The input ->
◇ ◇ ◇ ◇ ◇
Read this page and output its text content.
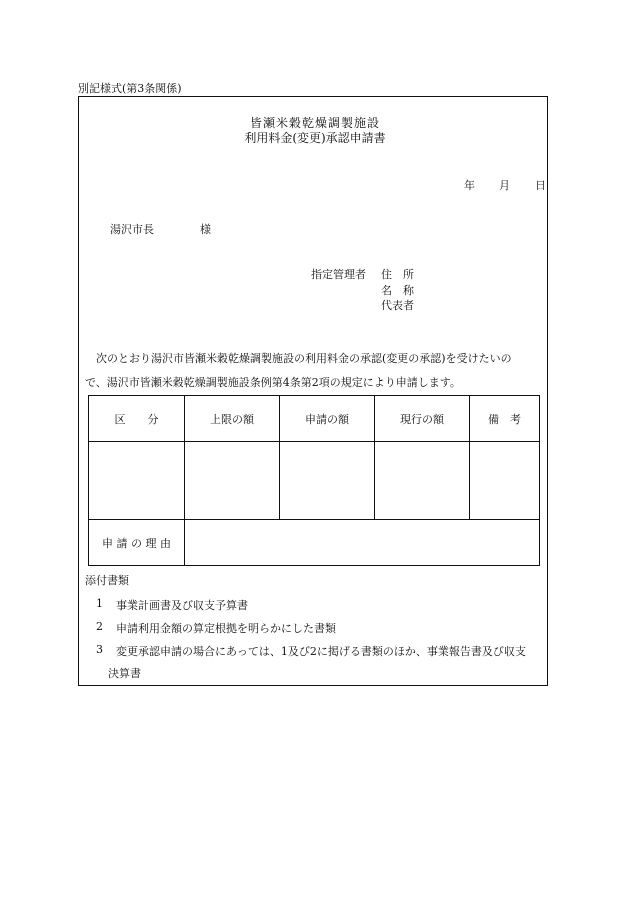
別記様式(第3条関係)
皆瀬米穀乾燥調製施設
利用料金(変更)承認申請書
年 月 日
湯沢市長	様
指定管理者 住　所
名　称
代表者
次のとおり湯沢市皆瀬米穀乾燥調製施設の利用料金の承認(変更の承認)を受けたいの
で、湯沢市皆瀬米穀乾燥調製施設条例第4条第2項の規定により申請します。
区　　分	上限の額	申請の額	現行の額	備　考

申 請 の 理 由				
添付書類
1 事業計画書及び収支予算書
2 申請利用金額の算定根拠を明らかにした書類
3 変更承認申請の場合にあっては、1及び2に掲げる書類のほか、事業報告書及び収支
決算書
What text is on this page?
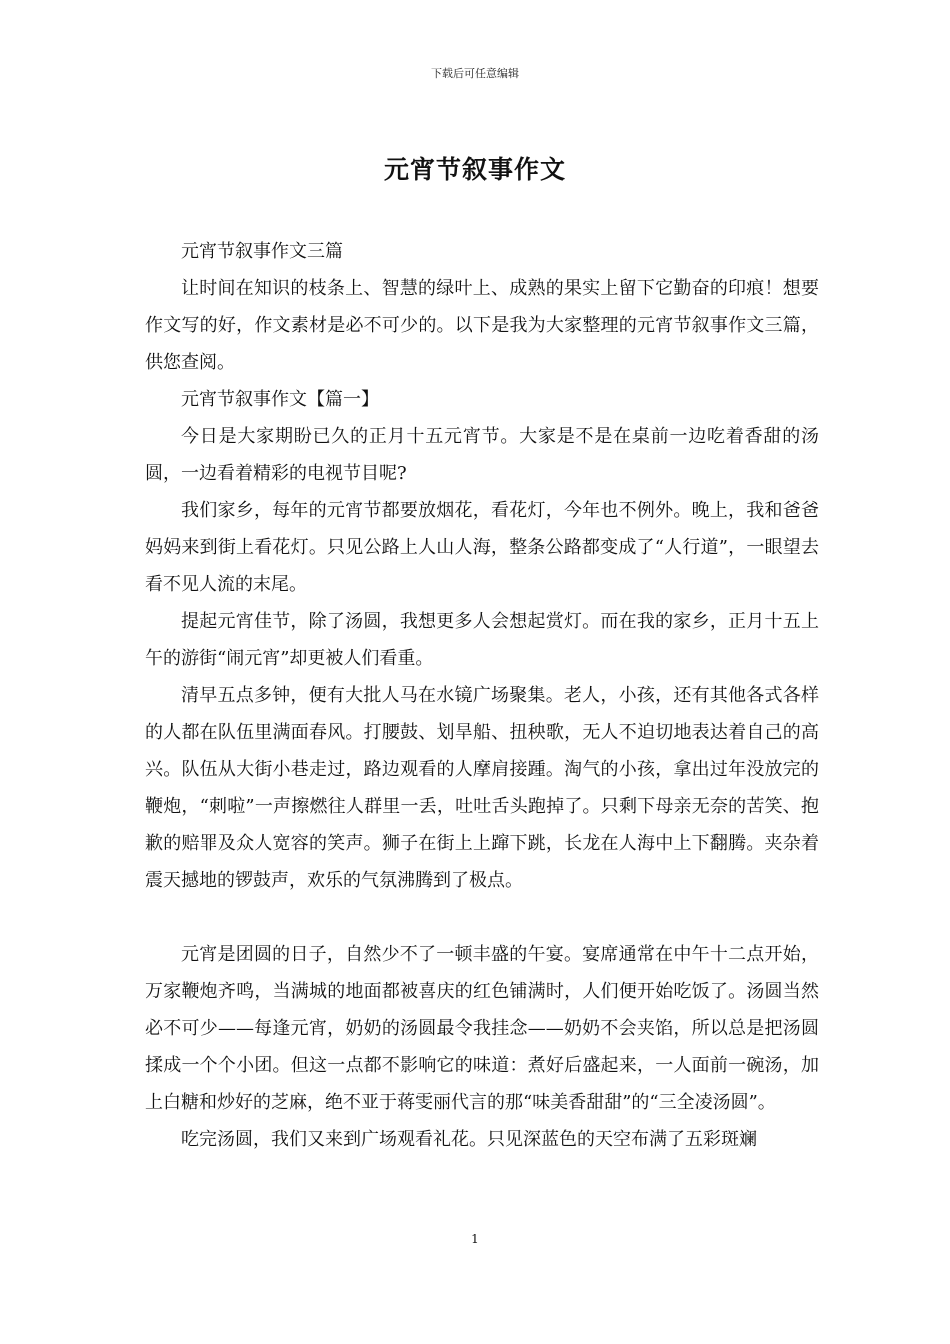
下载后可任意编辑
元宵节叙事作文

元宵节叙事作文三篇

让时间在知识的枝条上、智慧的绿叶上、成熟的果实上留下它勤奋的印痕！想要作文写的好，作文素材是必不可少的。以下是我为大家整理的元宵节叙事作文三篇，供您查阅。

元宵节叙事作文【篇一】

今日是大家期盼已久的正月十五元宵节。大家是不是在桌前一边吃着香甜的汤圆，一边看着精彩的电视节目呢?

我们家乡，每年的元宵节都要放烟花，看花灯，今年也不例外。晚上，我和爸爸妈妈来到街上看花灯。只见公路上人山人海，整条公路都变成了“人行道”，一眼望去看不见人流的末尾。

提起元宵佳节，除了汤圆，我想更多人会想起赏灯。而在我的家乡，正月十五上午的游街“闹元宵”却更被人们看重。

清早五点多钟，便有大批人马在水镜广场聚集。老人，小孩，还有其他各式各样的人都在队伍里满面春风。打腰鼓、划旱船、扭秧歌，无人不迫切地表达着自己的高兴。队伍从大街小巷走过，路边观看的人摩肩接踵。淘气的小孩，拿出过年没放完的鞭炮，“刺啦”一声擦燃往人群里一丢，吐吐舌头跑掉了。只剩下母亲无奈的苦笑、抱歉的赔罪及众人宽容的笑声。狮子在街上上蹿下跳，长龙在人海中上下翻腾。夹杂着震天撼地的锣鼓声，欢乐的气氛沸腾到了极点。

元宵是团圆的日子，自然少不了一顿丰盛的午宴。宴席通常在中午十二点开始，万家鞭炮齐鸣，当满城的地面都被喜庆的红色铺满时，人们便开始吃饭了。汤圆当然必不可少——每逢元宵，奶奶的汤圆最令我挂念——奶奶不会夹馅，所以总是把汤圆揉成一个个小团。但这一点都不影响它的味道：煮好后盛起来，一人面前一碗汤，加上白糖和炒好的芝麻，绝不亚于蒋雯丽代言的那“味美香甜甜”的“三全凌汤圆”。

吃完汤圆，我们又来到广场观看礼花。只见深蓝色的天空布满了五彩斑斓

1
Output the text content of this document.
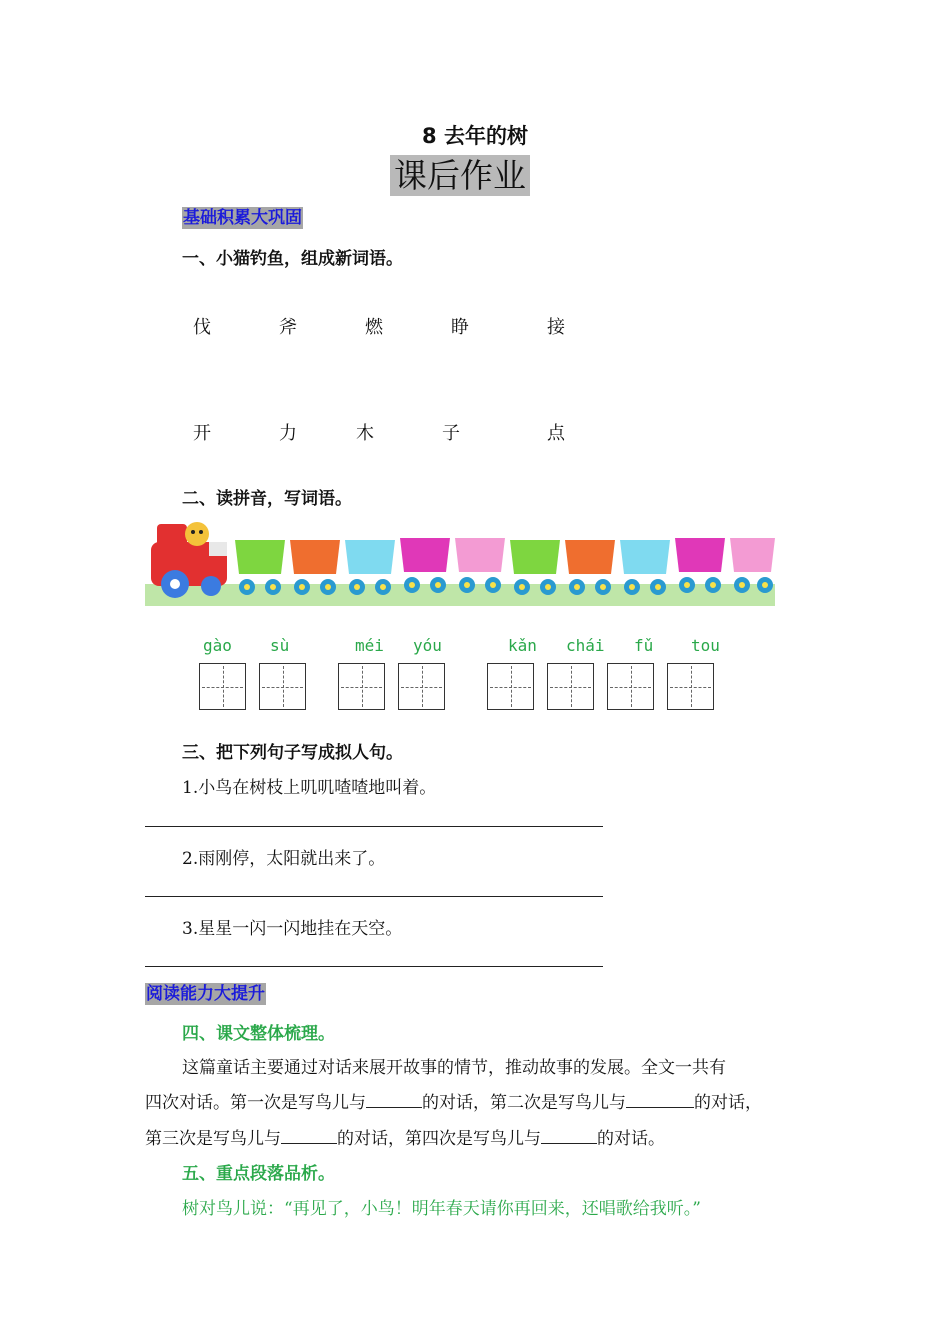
8 去年的树
课后作业
基础积累大巩固
一、小猫钓鱼，组成新词语。
伐	斧	燃	睁	接
开	力	木	子	点
二、读拼音，写词语。
gào sù	méi yóu	kǎn chái fǔ tou
三、把下列句子写成拟人句。
1.小鸟在树枝上叽叽喳喳地叫着。
2.雨刚停，太阳就出来了。
3.星星一闪一闪地挂在天空。
阅读能力大提升
四、课文整体梳理。
这篇童话主要通过对话来展开故事的情节，推动故事的发展。全文一共有
四次对话。第一次是写鸟儿与	的对话，第二次是写鸟儿与	的对话，
第三次是写鸟儿与	的对话，第四次是写鸟儿与	的对话。
五、重点段落品析。
树对鸟儿说：“再见了，小鸟！明年春天请你再回来，还唱歌给我听。”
◇ ◇ ◇ ◇ ◇
What is being asked -> Gather from the records above every line containing the string "this".

Solution ->
Read this page and output its text content.
What text is on this page?
Output the text content of this document.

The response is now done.